**WORK REQUIRED**. Please write out the material that follows, exactly as it stands.

**Stored entries**.
◆ ◆ ◆ ◆
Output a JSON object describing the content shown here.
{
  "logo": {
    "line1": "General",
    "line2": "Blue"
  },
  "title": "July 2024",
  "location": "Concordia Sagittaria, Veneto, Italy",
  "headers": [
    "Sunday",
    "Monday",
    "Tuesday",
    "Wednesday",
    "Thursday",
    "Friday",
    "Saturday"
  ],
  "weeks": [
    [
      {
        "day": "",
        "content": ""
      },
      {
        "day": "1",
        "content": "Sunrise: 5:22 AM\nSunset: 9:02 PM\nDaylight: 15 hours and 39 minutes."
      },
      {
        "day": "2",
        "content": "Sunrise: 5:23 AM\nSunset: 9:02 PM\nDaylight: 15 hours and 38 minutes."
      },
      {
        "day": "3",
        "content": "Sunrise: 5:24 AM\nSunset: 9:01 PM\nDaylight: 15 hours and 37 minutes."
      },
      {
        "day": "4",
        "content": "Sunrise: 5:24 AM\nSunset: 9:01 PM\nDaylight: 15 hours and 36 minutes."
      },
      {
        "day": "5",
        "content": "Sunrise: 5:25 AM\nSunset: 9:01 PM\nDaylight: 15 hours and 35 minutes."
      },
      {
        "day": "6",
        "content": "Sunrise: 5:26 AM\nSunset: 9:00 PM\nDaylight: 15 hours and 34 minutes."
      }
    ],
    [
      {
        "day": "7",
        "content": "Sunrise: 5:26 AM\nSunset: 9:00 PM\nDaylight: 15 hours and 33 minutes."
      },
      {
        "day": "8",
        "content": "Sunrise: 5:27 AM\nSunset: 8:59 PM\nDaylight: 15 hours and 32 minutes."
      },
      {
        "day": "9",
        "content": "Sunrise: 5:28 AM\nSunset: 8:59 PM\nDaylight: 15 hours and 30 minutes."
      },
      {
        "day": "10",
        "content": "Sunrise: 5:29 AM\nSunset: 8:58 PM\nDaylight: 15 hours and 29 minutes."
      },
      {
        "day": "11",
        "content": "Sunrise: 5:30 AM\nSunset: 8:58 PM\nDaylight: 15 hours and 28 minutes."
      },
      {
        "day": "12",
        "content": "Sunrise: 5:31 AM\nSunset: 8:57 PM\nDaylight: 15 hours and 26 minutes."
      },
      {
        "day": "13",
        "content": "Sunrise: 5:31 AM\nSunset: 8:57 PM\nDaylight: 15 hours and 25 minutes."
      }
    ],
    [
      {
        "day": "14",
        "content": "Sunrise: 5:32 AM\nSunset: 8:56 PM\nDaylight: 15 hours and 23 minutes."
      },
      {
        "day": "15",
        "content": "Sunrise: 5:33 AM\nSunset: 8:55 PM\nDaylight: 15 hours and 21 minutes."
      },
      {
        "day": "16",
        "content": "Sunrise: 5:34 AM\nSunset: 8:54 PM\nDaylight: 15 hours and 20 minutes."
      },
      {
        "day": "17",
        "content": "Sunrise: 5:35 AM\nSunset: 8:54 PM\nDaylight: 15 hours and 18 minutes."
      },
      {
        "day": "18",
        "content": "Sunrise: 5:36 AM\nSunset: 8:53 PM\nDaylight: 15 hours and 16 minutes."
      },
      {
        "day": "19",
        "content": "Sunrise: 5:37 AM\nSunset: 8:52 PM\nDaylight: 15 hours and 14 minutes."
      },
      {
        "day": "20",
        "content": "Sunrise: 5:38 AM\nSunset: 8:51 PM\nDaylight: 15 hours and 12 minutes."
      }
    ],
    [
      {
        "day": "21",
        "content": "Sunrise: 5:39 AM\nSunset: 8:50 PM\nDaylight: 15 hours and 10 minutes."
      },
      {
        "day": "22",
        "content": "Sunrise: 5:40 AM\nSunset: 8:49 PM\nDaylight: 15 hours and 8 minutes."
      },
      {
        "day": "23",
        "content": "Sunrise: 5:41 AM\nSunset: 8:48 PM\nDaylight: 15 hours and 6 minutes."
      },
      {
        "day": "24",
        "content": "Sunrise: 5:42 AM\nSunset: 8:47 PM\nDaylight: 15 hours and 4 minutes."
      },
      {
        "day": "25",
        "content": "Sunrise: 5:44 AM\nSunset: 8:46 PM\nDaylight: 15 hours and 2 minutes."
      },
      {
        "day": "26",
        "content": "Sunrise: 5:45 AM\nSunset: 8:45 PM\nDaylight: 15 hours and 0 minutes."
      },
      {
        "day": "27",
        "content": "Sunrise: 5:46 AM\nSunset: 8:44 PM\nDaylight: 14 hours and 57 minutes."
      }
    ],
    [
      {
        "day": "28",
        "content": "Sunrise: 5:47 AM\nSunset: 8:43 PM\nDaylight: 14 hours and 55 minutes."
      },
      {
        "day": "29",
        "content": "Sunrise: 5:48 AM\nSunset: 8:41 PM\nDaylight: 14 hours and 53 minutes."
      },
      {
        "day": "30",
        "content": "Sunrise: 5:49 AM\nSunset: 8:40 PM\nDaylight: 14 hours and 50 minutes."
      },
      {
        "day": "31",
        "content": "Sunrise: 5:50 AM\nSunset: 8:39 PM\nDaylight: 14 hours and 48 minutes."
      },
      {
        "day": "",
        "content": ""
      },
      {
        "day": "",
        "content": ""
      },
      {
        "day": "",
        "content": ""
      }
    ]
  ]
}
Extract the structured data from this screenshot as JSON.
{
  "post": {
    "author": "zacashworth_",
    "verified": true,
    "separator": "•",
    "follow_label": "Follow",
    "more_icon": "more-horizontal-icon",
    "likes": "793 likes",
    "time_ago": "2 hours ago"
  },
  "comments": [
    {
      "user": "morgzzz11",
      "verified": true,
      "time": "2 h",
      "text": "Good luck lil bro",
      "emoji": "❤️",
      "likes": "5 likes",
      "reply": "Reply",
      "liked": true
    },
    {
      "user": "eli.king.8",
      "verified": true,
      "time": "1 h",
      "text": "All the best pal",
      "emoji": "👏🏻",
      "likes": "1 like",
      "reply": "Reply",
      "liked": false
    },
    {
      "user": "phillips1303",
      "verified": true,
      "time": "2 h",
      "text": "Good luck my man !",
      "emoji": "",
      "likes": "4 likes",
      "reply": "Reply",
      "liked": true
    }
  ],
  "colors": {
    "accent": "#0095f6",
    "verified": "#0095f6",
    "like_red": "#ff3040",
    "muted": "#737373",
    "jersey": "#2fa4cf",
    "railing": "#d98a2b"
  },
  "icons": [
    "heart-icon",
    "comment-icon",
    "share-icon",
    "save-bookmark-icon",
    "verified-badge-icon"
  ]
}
◆ ◆ ◆ ◆
**TASK RESPONSE**.
Output a JSON object describing the content shown here.
{
  "logo": {
    "line1": "General",
    "line2": "Blue"
  },
  "title": "July 2024",
  "location": "Concordia Sagittaria, Veneto, Italy",
  "headers": [
    "Sunday",
    "Monday",
    "Tuesday",
    "Wednesday",
    "Thursday",
    "Friday",
    "Saturday"
  ],
  "weeks": [
    [
      {
        "day": "",
        "content": ""
      },
      {
        "day": "1",
        "content": "Sunrise: 5:22 AM\nSunset: 9:02 PM\nDaylight: 15 hours and 39 minutes."
      },
      {
        "day": "2",
        "content": "Sunrise: 5:23 AM\nSunset: 9:02 PM\nDaylight: 15 hours and 38 minutes."
      },
      {
        "day": "3",
        "content": "Sunrise: 5:24 AM\nSunset: 9:01 PM\nDaylight: 15 hours and 37 minutes."
      },
      {
        "day": "4",
        "content": "Sunrise: 5:24 AM\nSunset: 9:01 PM\nDaylight: 15 hours and 36 minutes."
      },
      {
        "day": "5",
        "content": "Sunrise: 5:25 AM\nSunset: 9:01 PM\nDaylight: 15 hours and 35 minutes."
      },
      {
        "day": "6",
        "content": "Sunrise: 5:26 AM\nSunset: 9:00 PM\nDaylight: 15 hours and 34 minutes."
      }
    ],
    [
      {
        "day": "7",
        "content": "Sunrise: 5:26 AM\nSunset: 9:00 PM\nDaylight: 15 hours and 33 minutes."
      },
      {
        "day": "8",
        "content": "Sunrise: 5:27 AM\nSunset: 8:59 PM\nDaylight: 15 hours and 32 minutes."
      },
      {
        "day": "9",
        "content": "Sunrise: 5:28 AM\nSunset: 8:59 PM\nDaylight: 15 hours and 30 minutes."
      },
      {
        "day": "10",
        "content": "Sunrise: 5:29 AM\nSunset: 8:58 PM\nDaylight: 15 hours and 29 minutes."
      },
      {
        "day": "11",
        "content": "Sunrise: 5:30 AM\nSunset: 8:58 PM\nDaylight: 15 hours and 28 minutes."
      },
      {
        "day": "12",
        "content": "Sunrise: 5:31 AM\nSunset: 8:57 PM\nDaylight: 15 hours and 26 minutes."
      },
      {
        "day": "13",
        "content": "Sunrise: 5:31 AM\nSunset: 8:57 PM\nDaylight: 15 hours and 25 minutes."
      }
    ],
    [
      {
        "day": "14",
        "content": "Sunrise: 5:32 AM\nSunset: 8:56 PM\nDaylight: 15 hours and 23 minutes."
      },
      {
        "day": "15",
        "content": "Sunrise: 5:33 AM\nSunset: 8:55 PM\nDaylight: 15 hours and 21 minutes."
      },
      {
        "day": "16",
        "content": "Sunrise: 5:34 AM\nSunset: 8:54 PM\nDaylight: 15 hours and 20 minutes."
      },
      {
        "day": "17",
        "content": "Sunrise: 5:35 AM\nSunset: 8:54 PM\nDaylight: 15 hours and 18 minutes."
      },
      {
        "day": "18",
        "content": "Sunrise: 5:36 AM\nSunset: 8:53 PM\nDaylight: 15 hours and 16 minutes."
      },
      {
        "day": "19",
        "content": "Sunrise: 5:37 AM\nSunset: 8:52 PM\nDaylight: 15 hours and 14 minutes."
      },
      {
        "day": "20",
        "content": "Sunrise: 5:38 AM\nSunset: 8:51 PM\nDaylight: 15 hours and 12 minutes."
      }
    ],
    [
      {
        "day": "21",
        "content": "Sunrise: 5:39 AM\nSunset: 8:50 PM\nDaylight: 15 hours and 10 minutes."
      },
      {
        "day": "22",
        "content": "Sunrise: 5:40 AM\nSunset: 8:49 PM\nDaylight: 15 hours and 8 minutes."
      },
      {
        "day": "23",
        "content": "Sunrise: 5:41 AM\nSunset: 8:48 PM\nDaylight: 15 hours and 6 minutes."
      },
      {
        "day": "24",
        "content": "Sunrise: 5:42 AM\nSunset: 8:47 PM\nDaylight: 15 hours and 4 minutes."
      },
      {
        "day": "25",
        "content": "Sunrise: 5:44 AM\nSunset: 8:46 PM\nDaylight: 15 hours and 2 minutes."
      },
      {
        "day": "26",
        "content": "Sunrise: 5:45 AM\nSunset: 8:45 PM\nDaylight: 15 hours and 0 minutes."
      },
      {
        "day": "27",
        "content": "Sunrise: 5:46 AM\nSunset: 8:44 PM\nDaylight: 14 hours and 57 minutes."
      }
    ],
    [
      {
        "day": "28",
        "content": "Sunrise: 5:47 AM\nSunset: 8:43 PM\nDaylight: 14 hours and 55 minutes."
      },
      {
        "day": "29",
        "content": "Sunrise: 5:48 AM\nSunset: 8:41 PM\nDaylight: 14 hours and 53 minutes."
      },
      {
        "day": "30",
        "content": "Sunrise: 5:49 AM\nSunset: 8:40 PM\nDaylight: 14 hours and 50 minutes."
      },
      {
        "day": "31",
        "content": "Sunrise: 5:50 AM\nSunset: 8:39 PM\nDaylight: 14 hours and 48 minutes."
      },
      {
        "day": "",
        "content": ""
      },
      {
        "day": "",
        "content": ""
      },
      {
        "day": "",
        "content": ""
      }
    ]
  ]
}
Extract the structured data from this screenshot as JSON.
{
  "post": {
    "author": "zacashworth_",
    "verified": true,
    "separator": "•",
    "follow_label": "Follow",
    "more_icon": "more-horizontal-icon",
    "likes": "793 likes",
    "time_ago": "2 hours ago"
  },
  "comments": [
    {
      "user": "morgzzz11",
      "verified": true,
      "time": "2 h",
      "text": "Good luck lil bro",
      "emoji": "❤️",
      "likes": "5 likes",
      "reply": "Reply",
      "liked": true
    },
    {
      "user": "eli.king.8",
      "verified": true,
      "time": "1 h",
      "text": "All the best pal",
      "emoji": "👏🏻",
      "likes": "1 like",
      "reply": "Reply",
      "liked": false
    },
    {
      "user": "phillips1303",
      "verified": true,
      "time": "2 h",
      "text": "Good luck my man !",
      "emoji": "",
      "likes": "4 likes",
      "reply": "Reply",
      "liked": true
    }
  ],
  "colors": {
    "accent": "#0095f6",
    "verified": "#0095f6",
    "like_red": "#ff3040",
    "muted": "#737373",
    "jersey": "#2fa4cf",
    "railing": "#d98a2b"
  },
  "icons": [
    "heart-icon",
    "comment-icon",
    "share-icon",
    "save-bookmark-icon",
    "verified-badge-icon"
  ]
}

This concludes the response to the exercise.